Write down each entry again, exactly as it reads.

::: PROVIDED INFORMATION :::

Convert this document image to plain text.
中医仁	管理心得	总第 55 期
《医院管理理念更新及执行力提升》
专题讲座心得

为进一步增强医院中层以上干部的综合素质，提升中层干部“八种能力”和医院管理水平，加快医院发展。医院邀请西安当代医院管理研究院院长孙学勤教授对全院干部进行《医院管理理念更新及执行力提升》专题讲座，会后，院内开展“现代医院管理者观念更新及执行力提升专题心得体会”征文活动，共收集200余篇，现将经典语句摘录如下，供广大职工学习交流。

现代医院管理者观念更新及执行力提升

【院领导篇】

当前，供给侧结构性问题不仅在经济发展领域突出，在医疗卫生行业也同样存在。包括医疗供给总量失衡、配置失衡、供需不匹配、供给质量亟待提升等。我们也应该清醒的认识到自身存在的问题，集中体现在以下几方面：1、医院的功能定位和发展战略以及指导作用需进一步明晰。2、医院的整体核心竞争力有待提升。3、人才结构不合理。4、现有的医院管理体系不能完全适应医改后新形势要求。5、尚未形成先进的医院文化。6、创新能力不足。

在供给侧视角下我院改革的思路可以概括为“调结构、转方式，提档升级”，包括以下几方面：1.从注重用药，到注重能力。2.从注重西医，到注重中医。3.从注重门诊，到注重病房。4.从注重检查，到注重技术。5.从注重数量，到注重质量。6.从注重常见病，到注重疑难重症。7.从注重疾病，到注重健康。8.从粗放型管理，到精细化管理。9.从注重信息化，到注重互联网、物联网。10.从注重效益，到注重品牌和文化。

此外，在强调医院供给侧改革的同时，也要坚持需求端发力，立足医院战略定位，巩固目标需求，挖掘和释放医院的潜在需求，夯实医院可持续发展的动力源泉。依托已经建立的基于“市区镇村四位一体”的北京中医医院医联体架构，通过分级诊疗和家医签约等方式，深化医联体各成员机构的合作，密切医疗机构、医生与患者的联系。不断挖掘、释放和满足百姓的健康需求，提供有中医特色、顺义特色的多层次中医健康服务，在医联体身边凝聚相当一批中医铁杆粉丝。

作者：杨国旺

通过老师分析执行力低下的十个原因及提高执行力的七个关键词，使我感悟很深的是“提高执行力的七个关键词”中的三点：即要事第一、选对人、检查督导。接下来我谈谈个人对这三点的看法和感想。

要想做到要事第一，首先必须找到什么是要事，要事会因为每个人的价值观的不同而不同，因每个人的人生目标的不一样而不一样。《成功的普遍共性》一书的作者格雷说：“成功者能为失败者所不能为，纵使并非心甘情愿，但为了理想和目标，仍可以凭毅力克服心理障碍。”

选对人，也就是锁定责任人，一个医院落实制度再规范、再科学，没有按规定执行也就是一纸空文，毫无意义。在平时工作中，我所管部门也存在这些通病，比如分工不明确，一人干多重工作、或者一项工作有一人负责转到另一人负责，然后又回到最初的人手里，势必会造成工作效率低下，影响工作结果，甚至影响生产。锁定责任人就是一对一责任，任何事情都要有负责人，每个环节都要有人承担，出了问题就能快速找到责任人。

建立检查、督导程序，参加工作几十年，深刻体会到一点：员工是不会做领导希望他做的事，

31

:::

→ EXERCISE RESPONSE:
Convert this document image to plain text.
中医仁	管理心得	总第 55 期
《医院管理理念更新及执行力提升》
专题讲座心得

为进一步增强医院中层以上干部的综合素质，提升中层干部“八种能力”和医院管理水平，加快医院发展。医院邀请西安当代医院管理研究院院长孙学勤教授对全院干部进行《医院管理理念更新及执行力提升》专题讲座，会后，院内开展“现代医院管理者观念更新及执行力提升专题心得体会”征文活动，共收集200余篇，现将经典语句摘录如下，供广大职工学习交流。

现代医院管理者观念更新及执行力提升

【院领导篇】

当前，供给侧结构性问题不仅在经济发展领域突出，在医疗卫生行业也同样存在。包括医疗供给总量失衡、配置失衡、供需不匹配、供给质量亟待提升等。我们也应该清醒的认识到自身存在的问题，集中体现在以下几方面：1、医院的功能定位和发展战略以及指导作用需进一步明晰。2、医院的整体核心竞争力有待提升。3、人才结构不合理。4、现有的医院管理体系不能完全适应医改后新形势要求。5、尚未形成先进的医院文化。6、创新能力不足。

在供给侧视角下我院改革的思路可以概括为“调结构、转方式，提档升级”，包括以下几方面：1.从注重用药，到注重能力。2.从注重西医，到注重中医。3.从注重门诊，到注重病房。4.从注重检查，到注重技术。5.从注重数量，到注重质量。6.从注重常见病，到注重疑难重症。7.从注重疾病，到注重健康。8.从粗放型管理，到精细化管理。9.从注重信息化，到注重互联网、物联网。10.从注重效益，到注重品牌和文化。

此外，在强调医院供给侧改革的同时，也要坚持需求端发力，立足医院战略定位，巩固目标需求，挖掘和释放医院的潜在需求，夯实医院可持续发展的动力源泉。依托已经建立的基于“市区镇村四位一体”的北京中医医院医联体架构，通过分级诊疗和家医签约等方式，深化医联体各成员机构的合作，密切医疗机构、医生与患者的联系。不断挖掘、释放和满足百姓的健康需求，提供有中医特色、顺义特色的多层次中医健康服务，在医联体身边凝聚相当一批中医铁杆粉丝。

作者：杨国旺

通过老师分析执行力低下的十个原因及提高执行力的七个关键词，使我感悟很深的是“提高执行力的七个关键词”中的三点：即要事第一、选对人、检查督导。接下来我谈谈个人对这三点的看法和感想。

要想做到要事第一，首先必须找到什么是要事，要事会因为每个人的价值观的不同而不同，因每个人的人生目标的不一样而不一样。《成功的普遍共性》一书的作者格雷说：“成功者能为失败者所不能为，纵使并非心甘情愿，但为了理想和目标，仍可以凭毅力克服心理障碍。”

选对人，也就是锁定责任人，一个医院落实制度再规范、再科学，没有按规定执行也就是一纸空文，毫无意义。在平时工作中，我所管部门也存在这些通病，比如分工不明确，一人干多重工作、或者一项工作有一人负责转到另一人负责，然后又回到最初的人手里，势必会造成工作效率低下，影响工作结果，甚至影响生产。锁定责任人就是一对一责任，任何事情都要有负责人，每个环节都要有人承担，出了问题就能快速找到责任人。

建立检查、督导程序，参加工作几十年，深刻体会到一点：员工是不会做领导希望他做的事，

31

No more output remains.